[Data items]
>>>>>
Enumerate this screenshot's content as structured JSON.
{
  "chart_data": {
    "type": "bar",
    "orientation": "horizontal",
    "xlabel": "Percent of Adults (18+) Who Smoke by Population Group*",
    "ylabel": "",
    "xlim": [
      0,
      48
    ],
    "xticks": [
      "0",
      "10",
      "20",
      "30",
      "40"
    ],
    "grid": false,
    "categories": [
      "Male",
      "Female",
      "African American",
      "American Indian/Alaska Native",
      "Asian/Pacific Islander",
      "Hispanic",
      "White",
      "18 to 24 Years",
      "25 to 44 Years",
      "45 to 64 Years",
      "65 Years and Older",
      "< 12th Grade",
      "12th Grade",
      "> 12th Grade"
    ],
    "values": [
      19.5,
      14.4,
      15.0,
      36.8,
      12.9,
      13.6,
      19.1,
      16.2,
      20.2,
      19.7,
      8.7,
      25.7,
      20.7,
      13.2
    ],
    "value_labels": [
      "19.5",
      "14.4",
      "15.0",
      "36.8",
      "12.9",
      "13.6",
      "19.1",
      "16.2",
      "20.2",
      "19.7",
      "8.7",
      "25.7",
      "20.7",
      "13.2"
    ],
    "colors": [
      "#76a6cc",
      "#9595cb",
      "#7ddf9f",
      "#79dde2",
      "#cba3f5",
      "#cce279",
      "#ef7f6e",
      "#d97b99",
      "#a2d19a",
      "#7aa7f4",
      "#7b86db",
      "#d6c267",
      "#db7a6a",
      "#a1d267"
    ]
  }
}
<<<<<
* Set problem
Choose all lines containing the string "Years" and copy them out.

* The reply
      "18 to 24 Years",
      "25 to 44 Years",
      "45 to 64 Years",
      "65 Years and Older",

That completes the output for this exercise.